What is being asked: Write out every record in full, exactly as written, please.
>>
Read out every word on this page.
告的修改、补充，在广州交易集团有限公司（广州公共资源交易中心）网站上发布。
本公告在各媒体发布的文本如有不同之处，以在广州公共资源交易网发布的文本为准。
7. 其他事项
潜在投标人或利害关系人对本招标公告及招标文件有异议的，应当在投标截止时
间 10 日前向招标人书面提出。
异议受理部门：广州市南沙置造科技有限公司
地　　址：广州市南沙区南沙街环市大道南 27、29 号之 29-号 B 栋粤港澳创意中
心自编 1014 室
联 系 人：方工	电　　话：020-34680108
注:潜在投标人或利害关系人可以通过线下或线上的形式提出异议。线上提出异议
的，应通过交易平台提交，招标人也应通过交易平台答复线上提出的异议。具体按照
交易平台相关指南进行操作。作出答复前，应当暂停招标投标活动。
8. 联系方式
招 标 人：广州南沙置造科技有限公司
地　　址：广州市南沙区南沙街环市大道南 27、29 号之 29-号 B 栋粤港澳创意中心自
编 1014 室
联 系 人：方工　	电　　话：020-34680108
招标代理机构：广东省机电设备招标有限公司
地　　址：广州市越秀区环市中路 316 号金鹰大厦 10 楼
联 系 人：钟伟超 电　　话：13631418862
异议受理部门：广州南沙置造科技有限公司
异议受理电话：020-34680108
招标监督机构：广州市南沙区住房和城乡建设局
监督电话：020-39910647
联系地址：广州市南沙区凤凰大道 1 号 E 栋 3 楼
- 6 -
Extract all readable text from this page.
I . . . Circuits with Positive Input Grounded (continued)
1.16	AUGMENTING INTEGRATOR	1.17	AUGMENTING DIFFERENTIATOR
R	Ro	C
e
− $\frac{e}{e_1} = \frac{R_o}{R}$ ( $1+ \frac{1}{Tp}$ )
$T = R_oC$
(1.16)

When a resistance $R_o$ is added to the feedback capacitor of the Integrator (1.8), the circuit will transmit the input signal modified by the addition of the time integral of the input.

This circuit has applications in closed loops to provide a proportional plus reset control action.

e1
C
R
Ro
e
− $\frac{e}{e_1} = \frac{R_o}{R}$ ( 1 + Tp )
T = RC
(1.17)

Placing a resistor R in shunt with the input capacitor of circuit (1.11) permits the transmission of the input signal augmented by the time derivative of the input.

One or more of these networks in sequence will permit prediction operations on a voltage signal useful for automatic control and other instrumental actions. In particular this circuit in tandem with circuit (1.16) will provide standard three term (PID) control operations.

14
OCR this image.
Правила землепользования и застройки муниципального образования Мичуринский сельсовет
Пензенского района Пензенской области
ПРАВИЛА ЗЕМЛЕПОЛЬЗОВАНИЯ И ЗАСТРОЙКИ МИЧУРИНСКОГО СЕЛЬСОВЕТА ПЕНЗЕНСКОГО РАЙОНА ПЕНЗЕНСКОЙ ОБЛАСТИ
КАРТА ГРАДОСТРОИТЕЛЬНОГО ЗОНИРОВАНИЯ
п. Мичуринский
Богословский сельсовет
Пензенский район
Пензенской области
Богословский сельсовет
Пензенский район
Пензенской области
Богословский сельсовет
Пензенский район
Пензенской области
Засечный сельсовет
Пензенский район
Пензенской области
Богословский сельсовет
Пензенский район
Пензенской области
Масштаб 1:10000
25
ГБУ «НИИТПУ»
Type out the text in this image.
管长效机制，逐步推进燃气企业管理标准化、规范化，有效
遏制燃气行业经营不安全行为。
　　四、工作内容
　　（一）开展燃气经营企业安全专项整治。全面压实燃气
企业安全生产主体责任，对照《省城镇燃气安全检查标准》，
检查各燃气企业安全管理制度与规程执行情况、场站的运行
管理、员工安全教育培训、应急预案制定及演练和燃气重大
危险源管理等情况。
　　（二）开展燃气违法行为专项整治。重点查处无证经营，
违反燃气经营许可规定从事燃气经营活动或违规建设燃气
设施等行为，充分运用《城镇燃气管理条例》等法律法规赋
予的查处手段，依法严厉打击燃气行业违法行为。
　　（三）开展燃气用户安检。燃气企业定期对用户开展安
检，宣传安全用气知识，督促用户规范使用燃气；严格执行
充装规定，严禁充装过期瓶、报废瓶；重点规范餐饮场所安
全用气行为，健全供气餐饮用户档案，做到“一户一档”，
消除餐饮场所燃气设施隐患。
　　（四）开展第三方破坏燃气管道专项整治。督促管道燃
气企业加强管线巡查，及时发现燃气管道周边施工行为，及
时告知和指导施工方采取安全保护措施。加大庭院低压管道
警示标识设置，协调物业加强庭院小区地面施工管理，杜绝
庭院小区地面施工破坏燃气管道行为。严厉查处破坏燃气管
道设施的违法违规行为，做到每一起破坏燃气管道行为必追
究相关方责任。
<<
Problem solution:
Read out every word on this page.
告的修改、补充，在广州交易集团有限公司（广州公共资源交易中心）网站上发布。
本公告在各媒体发布的文本如有不同之处，以在广州公共资源交易网发布的文本为准。
7. 其他事项
潜在投标人或利害关系人对本招标公告及招标文件有异议的，应当在投标截止时
间 10 日前向招标人书面提出。
异议受理部门：广州市南沙置造科技有限公司
地　　址：广州市南沙区南沙街环市大道南 27、29 号之 29-号 B 栋粤港澳创意中
心自编 1014 室
联 系 人：方工	电　　话：020-34680108
注:潜在投标人或利害关系人可以通过线下或线上的形式提出异议。线上提出异议
的，应通过交易平台提交，招标人也应通过交易平台答复线上提出的异议。具体按照
交易平台相关指南进行操作。作出答复前，应当暂停招标投标活动。
8. 联系方式
招 标 人：广州南沙置造科技有限公司
地　　址：广州市南沙区南沙街环市大道南 27、29 号之 29-号 B 栋粤港澳创意中心自
编 1014 室
联 系 人：方工　	电　　话：020-34680108
招标代理机构：广东省机电设备招标有限公司
地　　址：广州市越秀区环市中路 316 号金鹰大厦 10 楼
联 系 人：钟伟超 电　　话：13631418862
异议受理部门：广州南沙置造科技有限公司
异议受理电话：020-34680108
招标监督机构：广州市南沙区住房和城乡建设局
监督电话：020-39910647
联系地址：广州市南沙区凤凰大道 1 号 E 栋 3 楼
- 6 -
Extract all readable text from this page.
I . . . Circuits with Positive Input Grounded (continued)
1.16	AUGMENTING INTEGRATOR	1.17	AUGMENTING DIFFERENTIATOR
R	Ro	C
e
− $\frac{e}{e_1} = \frac{R_o}{R}$ ( $1+ \frac{1}{Tp}$ )
$T = R_oC$
(1.16)

When a resistance $R_o$ is added to the feedback capacitor of the Integrator (1.8), the circuit will transmit the input signal modified by the addition of the time integral of the input.

This circuit has applications in closed loops to provide a proportional plus reset control action.

e1
C
R
Ro
e
− $\frac{e}{e_1} = \frac{R_o}{R}$ ( 1 + Tp )
T = RC
(1.17)

Placing a resistor R in shunt with the input capacitor of circuit (1.11) permits the transmission of the input signal augmented by the time derivative of the input.

One or more of these networks in sequence will permit prediction operations on a voltage signal useful for automatic control and other instrumental actions. In particular this circuit in tandem with circuit (1.16) will provide standard three term (PID) control operations.

14
OCR this image.
Правила землепользования и застройки муниципального образования Мичуринский сельсовет
Пензенского района Пензенской области
ПРАВИЛА ЗЕМЛЕПОЛЬЗОВАНИЯ И ЗАСТРОЙКИ МИЧУРИНСКОГО СЕЛЬСОВЕТА ПЕНЗЕНСКОГО РАЙОНА ПЕНЗЕНСКОЙ ОБЛАСТИ
КАРТА ГРАДОСТРОИТЕЛЬНОГО ЗОНИРОВАНИЯ
п. Мичуринский
Богословский сельсовет
Пензенский район
Пензенской области
Богословский сельсовет
Пензенский район
Пензенской области
Богословский сельсовет
Пензенский район
Пензенской области
Засечный сельсовет
Пензенский район
Пензенской области
Богословский сельсовет
Пензенский район
Пензенской области
Масштаб 1:10000
25
ГБУ «НИИТПУ»
Type out the text in this image.
管长效机制，逐步推进燃气企业管理标准化、规范化，有效
遏制燃气行业经营不安全行为。
　　四、工作内容
　　（一）开展燃气经营企业安全专项整治。全面压实燃气
企业安全生产主体责任，对照《省城镇燃气安全检查标准》，
检查各燃气企业安全管理制度与规程执行情况、场站的运行
管理、员工安全教育培训、应急预案制定及演练和燃气重大
危险源管理等情况。
　　（二）开展燃气违法行为专项整治。重点查处无证经营，
违反燃气经营许可规定从事燃气经营活动或违规建设燃气
设施等行为，充分运用《城镇燃气管理条例》等法律法规赋
予的查处手段，依法严厉打击燃气行业违法行为。
　　（三）开展燃气用户安检。燃气企业定期对用户开展安
检，宣传安全用气知识，督促用户规范使用燃气；严格执行
充装规定，严禁充装过期瓶、报废瓶；重点规范餐饮场所安
全用气行为，健全供气餐饮用户档案，做到“一户一档”，
消除餐饮场所燃气设施隐患。
　　（四）开展第三方破坏燃气管道专项整治。督促管道燃
气企业加强管线巡查，及时发现燃气管道周边施工行为，及
时告知和指导施工方采取安全保护措施。加大庭院低压管道
警示标识设置，协调物业加强庭院小区地面施工管理，杜绝
庭院小区地面施工破坏燃气管道行为。严厉查处破坏燃气管
道设施的违法违规行为，做到每一起破坏燃气管道行为必追
究相关方责任。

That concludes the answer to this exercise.